Records excerpted from a collection:
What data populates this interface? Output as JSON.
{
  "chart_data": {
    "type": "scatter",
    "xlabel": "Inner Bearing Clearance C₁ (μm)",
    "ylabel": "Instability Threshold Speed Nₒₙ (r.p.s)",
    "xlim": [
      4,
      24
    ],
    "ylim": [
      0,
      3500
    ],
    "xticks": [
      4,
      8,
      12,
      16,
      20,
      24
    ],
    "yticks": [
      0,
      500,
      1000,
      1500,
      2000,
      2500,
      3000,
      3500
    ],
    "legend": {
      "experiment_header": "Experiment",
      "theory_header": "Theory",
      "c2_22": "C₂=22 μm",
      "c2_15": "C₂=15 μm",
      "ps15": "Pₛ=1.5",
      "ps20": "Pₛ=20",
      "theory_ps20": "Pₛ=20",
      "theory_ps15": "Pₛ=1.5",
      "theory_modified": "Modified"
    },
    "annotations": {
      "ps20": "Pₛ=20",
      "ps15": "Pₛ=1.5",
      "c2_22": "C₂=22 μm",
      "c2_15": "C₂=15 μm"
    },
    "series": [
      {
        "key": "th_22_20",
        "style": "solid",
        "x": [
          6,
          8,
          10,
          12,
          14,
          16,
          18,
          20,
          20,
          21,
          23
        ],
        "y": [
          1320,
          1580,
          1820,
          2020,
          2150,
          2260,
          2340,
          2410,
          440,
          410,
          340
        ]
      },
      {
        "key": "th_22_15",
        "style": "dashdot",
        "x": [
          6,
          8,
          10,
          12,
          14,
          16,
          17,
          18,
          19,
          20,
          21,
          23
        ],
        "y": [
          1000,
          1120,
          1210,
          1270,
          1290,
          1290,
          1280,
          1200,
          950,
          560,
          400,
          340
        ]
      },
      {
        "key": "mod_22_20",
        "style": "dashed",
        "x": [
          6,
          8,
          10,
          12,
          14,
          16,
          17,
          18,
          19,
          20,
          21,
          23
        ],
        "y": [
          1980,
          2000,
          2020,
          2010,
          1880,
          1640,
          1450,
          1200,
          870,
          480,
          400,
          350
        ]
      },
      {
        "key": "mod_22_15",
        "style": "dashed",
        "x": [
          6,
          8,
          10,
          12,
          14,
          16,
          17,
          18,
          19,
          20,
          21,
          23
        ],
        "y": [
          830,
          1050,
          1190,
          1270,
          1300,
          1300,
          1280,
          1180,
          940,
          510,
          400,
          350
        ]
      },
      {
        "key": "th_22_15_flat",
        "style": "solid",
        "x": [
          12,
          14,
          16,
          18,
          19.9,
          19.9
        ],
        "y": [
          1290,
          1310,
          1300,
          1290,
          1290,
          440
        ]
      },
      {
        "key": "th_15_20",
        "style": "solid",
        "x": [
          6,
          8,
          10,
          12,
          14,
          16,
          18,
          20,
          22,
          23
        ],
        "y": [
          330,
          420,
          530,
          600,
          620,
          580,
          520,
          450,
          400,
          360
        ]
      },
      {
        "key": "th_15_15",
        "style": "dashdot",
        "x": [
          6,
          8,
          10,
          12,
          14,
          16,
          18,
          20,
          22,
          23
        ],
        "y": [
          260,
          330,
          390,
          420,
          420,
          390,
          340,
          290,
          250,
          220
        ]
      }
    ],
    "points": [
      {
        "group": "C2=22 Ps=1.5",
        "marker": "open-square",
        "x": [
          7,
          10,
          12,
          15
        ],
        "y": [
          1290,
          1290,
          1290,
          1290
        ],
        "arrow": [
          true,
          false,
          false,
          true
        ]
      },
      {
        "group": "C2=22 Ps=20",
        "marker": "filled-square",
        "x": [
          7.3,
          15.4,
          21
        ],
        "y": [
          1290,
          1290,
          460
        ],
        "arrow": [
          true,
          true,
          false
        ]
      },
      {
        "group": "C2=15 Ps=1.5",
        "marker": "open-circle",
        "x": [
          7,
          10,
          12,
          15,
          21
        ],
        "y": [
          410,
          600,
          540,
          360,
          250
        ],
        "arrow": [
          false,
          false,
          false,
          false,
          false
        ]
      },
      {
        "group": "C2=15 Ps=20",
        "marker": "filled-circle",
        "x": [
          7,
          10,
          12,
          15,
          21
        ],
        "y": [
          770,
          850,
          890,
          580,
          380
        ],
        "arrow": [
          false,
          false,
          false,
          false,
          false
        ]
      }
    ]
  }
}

## Exercise objective
Retype the data in full and match it exactly.

## Answer below
What data populates this interface? Output as JSON.
{
  "chart_data": {
    "type": "scatter",
    "xlabel": "Inner Bearing Clearance C₁ (μm)",
    "ylabel": "Instability Threshold Speed Nₒₙ (r.p.s)",
    "xlim": [
      4,
      24
    ],
    "ylim": [
      0,
      3500
    ],
    "xticks": [
      4,
      8,
      12,
      16,
      20,
      24
    ],
    "yticks": [
      0,
      500,
      1000,
      1500,
      2000,
      2500,
      3000,
      3500
    ],
    "legend": {
      "experiment_header": "Experiment",
      "theory_header": "Theory",
      "c2_22": "C₂=22 μm",
      "c2_15": "C₂=15 μm",
      "ps15": "Pₛ=1.5",
      "ps20": "Pₛ=20",
      "theory_ps20": "Pₛ=20",
      "theory_ps15": "Pₛ=1.5",
      "theory_modified": "Modified"
    },
    "annotations": {
      "ps20": "Pₛ=20",
      "ps15": "Pₛ=1.5",
      "c2_22": "C₂=22 μm",
      "c2_15": "C₂=15 μm"
    },
    "series": [
      {
        "key": "th_22_20",
        "style": "solid",
        "x": [
          6,
          8,
          10,
          12,
          14,
          16,
          18,
          20,
          20,
          21,
          23
        ],
        "y": [
          1320,
          1580,
          1820,
          2020,
          2150,
          2260,
          2340,
          2410,
          440,
          410,
          340
        ]
      },
      {
        "key": "th_22_15",
        "style": "dashdot",
        "x": [
          6,
          8,
          10,
          12,
          14,
          16,
          17,
          18,
          19,
          20,
          21,
          23
        ],
        "y": [
          1000,
          1120,
          1210,
          1270,
          1290,
          1290,
          1280,
          1200,
          950,
          560,
          400,
          340
        ]
      },
      {
        "key": "mod_22_20",
        "style": "dashed",
        "x": [
          6,
          8,
          10,
          12,
          14,
          16,
          17,
          18,
          19,
          20,
          21,
          23
        ],
        "y": [
          1980,
          2000,
          2020,
          2010,
          1880,
          1640,
          1450,
          1200,
          870,
          480,
          400,
          350
        ]
      },
      {
        "key": "mod_22_15",
        "style": "dashed",
        "x": [
          6,
          8,
          10,
          12,
          14,
          16,
          17,
          18,
          19,
          20,
          21,
          23
        ],
        "y": [
          830,
          1050,
          1190,
          1270,
          1300,
          1300,
          1280,
          1180,
          940,
          510,
          400,
          350
        ]
      },
      {
        "key": "th_22_15_flat",
        "style": "solid",
        "x": [
          12,
          14,
          16,
          18,
          19.9,
          19.9
        ],
        "y": [
          1290,
          1310,
          1300,
          1290,
          1290,
          440
        ]
      },
      {
        "key": "th_15_20",
        "style": "solid",
        "x": [
          6,
          8,
          10,
          12,
          14,
          16,
          18,
          20,
          22,
          23
        ],
        "y": [
          330,
          420,
          530,
          600,
          620,
          580,
          520,
          450,
          400,
          360
        ]
      },
      {
        "key": "th_15_15",
        "style": "dashdot",
        "x": [
          6,
          8,
          10,
          12,
          14,
          16,
          18,
          20,
          22,
          23
        ],
        "y": [
          260,
          330,
          390,
          420,
          420,
          390,
          340,
          290,
          250,
          220
        ]
      }
    ],
    "points": [
      {
        "group": "C2=22 Ps=1.5",
        "marker": "open-square",
        "x": [
          7,
          10,
          12,
          15
        ],
        "y": [
          1290,
          1290,
          1290,
          1290
        ],
        "arrow": [
          true,
          false,
          false,
          true
        ]
      },
      {
        "group": "C2=22 Ps=20",
        "marker": "filled-square",
        "x": [
          7.3,
          15.4,
          21
        ],
        "y": [
          1290,
          1290,
          460
        ],
        "arrow": [
          true,
          true,
          false
        ]
      },
      {
        "group": "C2=15 Ps=1.5",
        "marker": "open-circle",
        "x": [
          7,
          10,
          12,
          15,
          21
        ],
        "y": [
          410,
          600,
          540,
          360,
          250
        ],
        "arrow": [
          false,
          false,
          false,
          false,
          false
        ]
      },
      {
        "group": "C2=15 Ps=20",
        "marker": "filled-circle",
        "x": [
          7,
          10,
          12,
          15,
          21
        ],
        "y": [
          770,
          850,
          890,
          580,
          380
        ],
        "arrow": [
          false,
          false,
          false,
          false,
          false
        ]
      }
    ]
  }
}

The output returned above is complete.